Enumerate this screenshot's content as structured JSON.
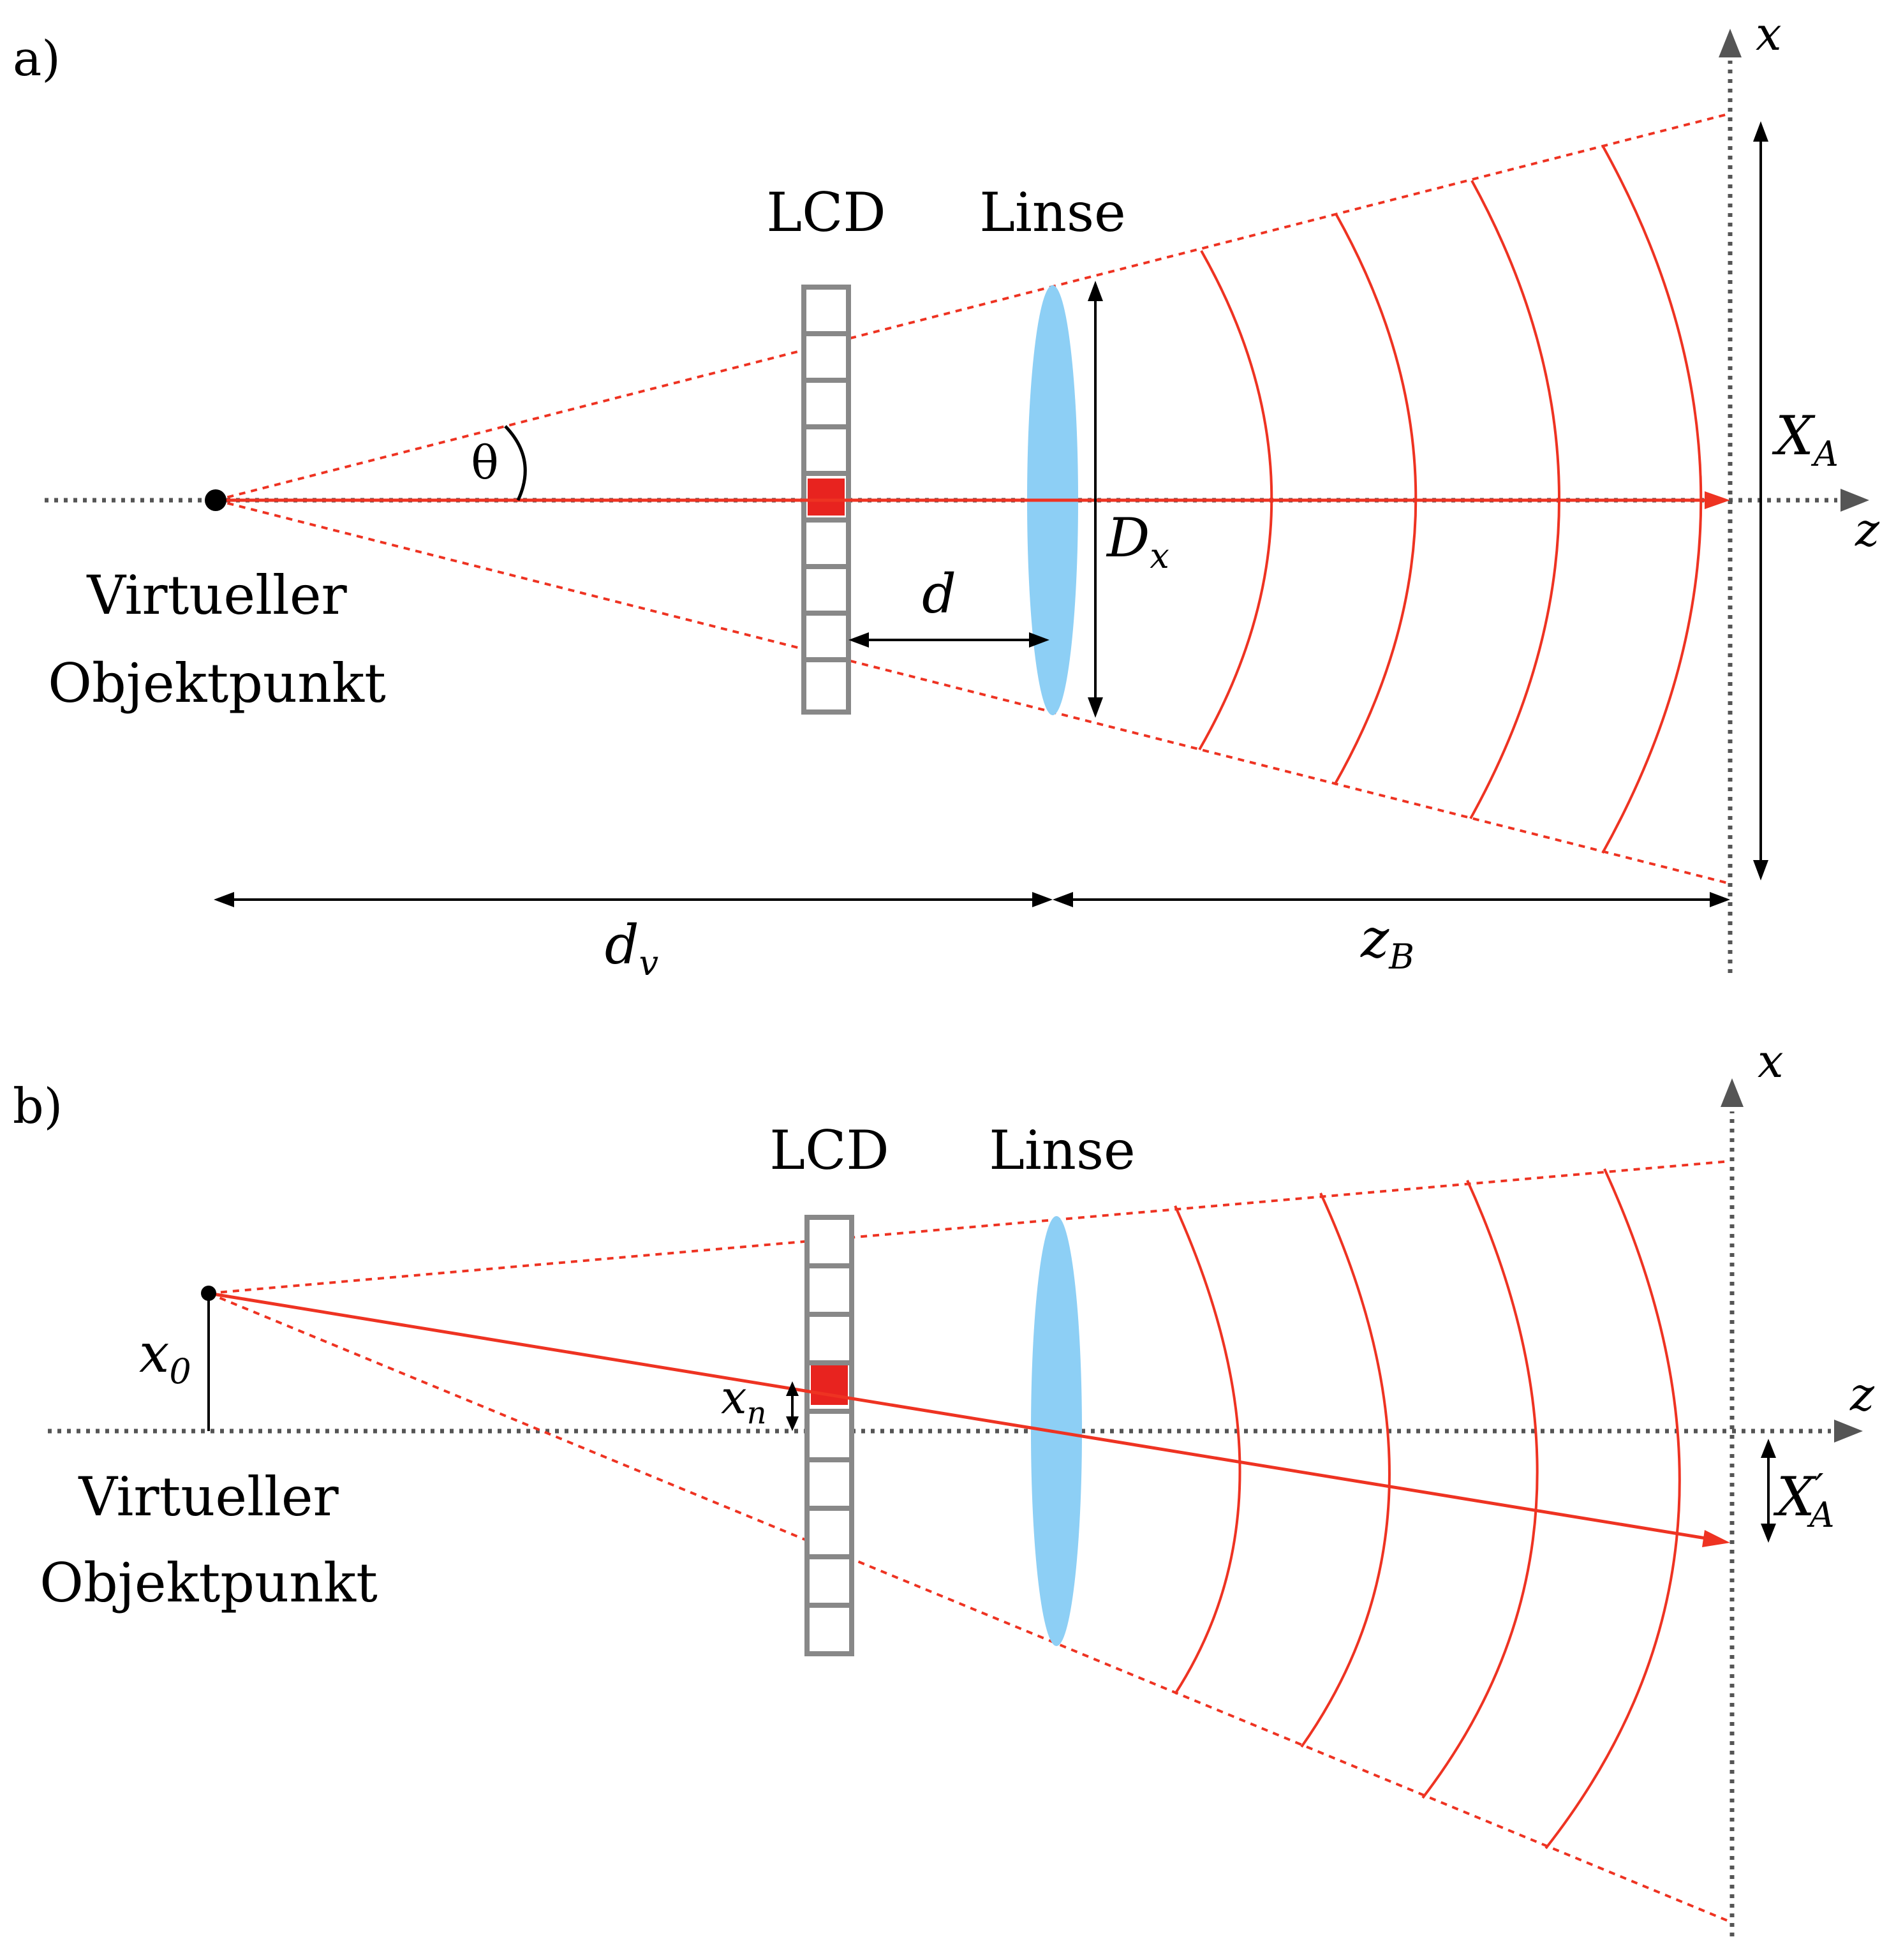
{
  "panels": [
    {
      "tag": "a)",
      "lcd": "LCD",
      "lens": "Linse",
      "object": [
        "Virtueller",
        "Objektpunkt"
      ],
      "symbols": {
        "theta": "θ",
        "x_axis": "x",
        "z_axis": "z",
        "d": "d",
        "dx": "D",
        "dx_sub": "x",
        "xa": "X",
        "xa_sub": "A",
        "dv": "d",
        "dv_sub": "v",
        "zb": "z",
        "zb_sub": "B"
      }
    },
    {
      "tag": "b)",
      "lcd": "LCD",
      "lens": "Linse",
      "object": [
        "Virtueller",
        "Objektpunkt"
      ],
      "symbols": {
        "x_axis": "x",
        "z_axis": "z",
        "x0": "x",
        "x0_sub": "0",
        "xn": "x",
        "xn_sub": "n",
        "xa": "X",
        "xa_prime": "′",
        "xa_sub": "A"
      }
    }
  ],
  "colors": {
    "ray": "#ee3322",
    "lens": "#8dcff5",
    "lcd_frame": "#888888",
    "axis": "#555555",
    "pixel": "#e8231f"
  }
}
┄┄┄┄┄┄
Directive
Set the entries down again exactly. Do not include the images.

Answer to this task
Enumerate this screenshot's content as structured JSON.
{
  "panels": [
    {
      "tag": "a)",
      "lcd": "LCD",
      "lens": "Linse",
      "object": [
        "Virtueller",
        "Objektpunkt"
      ],
      "symbols": {
        "theta": "θ",
        "x_axis": "x",
        "z_axis": "z",
        "d": "d",
        "dx": "D",
        "dx_sub": "x",
        "xa": "X",
        "xa_sub": "A",
        "dv": "d",
        "dv_sub": "v",
        "zb": "z",
        "zb_sub": "B"
      }
    },
    {
      "tag": "b)",
      "lcd": "LCD",
      "lens": "Linse",
      "object": [
        "Virtueller",
        "Objektpunkt"
      ],
      "symbols": {
        "x_axis": "x",
        "z_axis": "z",
        "x0": "x",
        "x0_sub": "0",
        "xn": "x",
        "xn_sub": "n",
        "xa": "X",
        "xa_prime": "′",
        "xa_sub": "A"
      }
    }
  ],
  "colors": {
    "ray": "#ee3322",
    "lens": "#8dcff5",
    "lcd_frame": "#888888",
    "axis": "#555555",
    "pixel": "#e8231f"
  }
}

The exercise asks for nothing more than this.